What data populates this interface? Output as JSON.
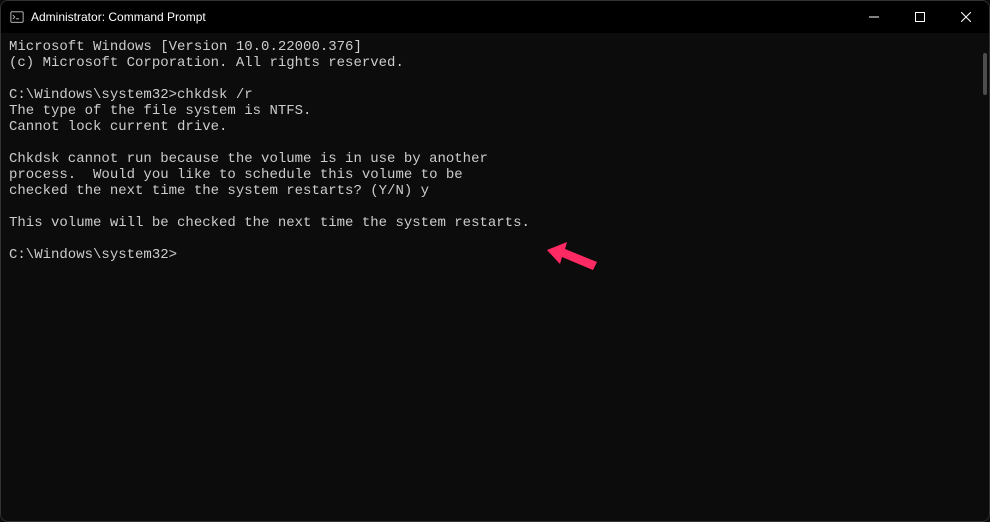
{
  "titlebar": {
    "title": "Administrator: Command Prompt"
  },
  "terminal": {
    "lines": [
      "Microsoft Windows [Version 10.0.22000.376]",
      "(c) Microsoft Corporation. All rights reserved.",
      "",
      "C:\\Windows\\system32>chkdsk /r",
      "The type of the file system is NTFS.",
      "Cannot lock current drive.",
      "",
      "Chkdsk cannot run because the volume is in use by another",
      "process.  Would you like to schedule this volume to be",
      "checked the next time the system restarts? (Y/N) y",
      "",
      "This volume will be checked the next time the system restarts.",
      "",
      "C:\\Windows\\system32>"
    ]
  },
  "annotation": {
    "arrow_color": "#ff2b63"
  }
}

### Directions
Copy down every line of the material above that includes the string "time".

### Reply
      "checked the next time the system restarts? (Y/N) y",
      "This volume will be checked the next time the system restarts.",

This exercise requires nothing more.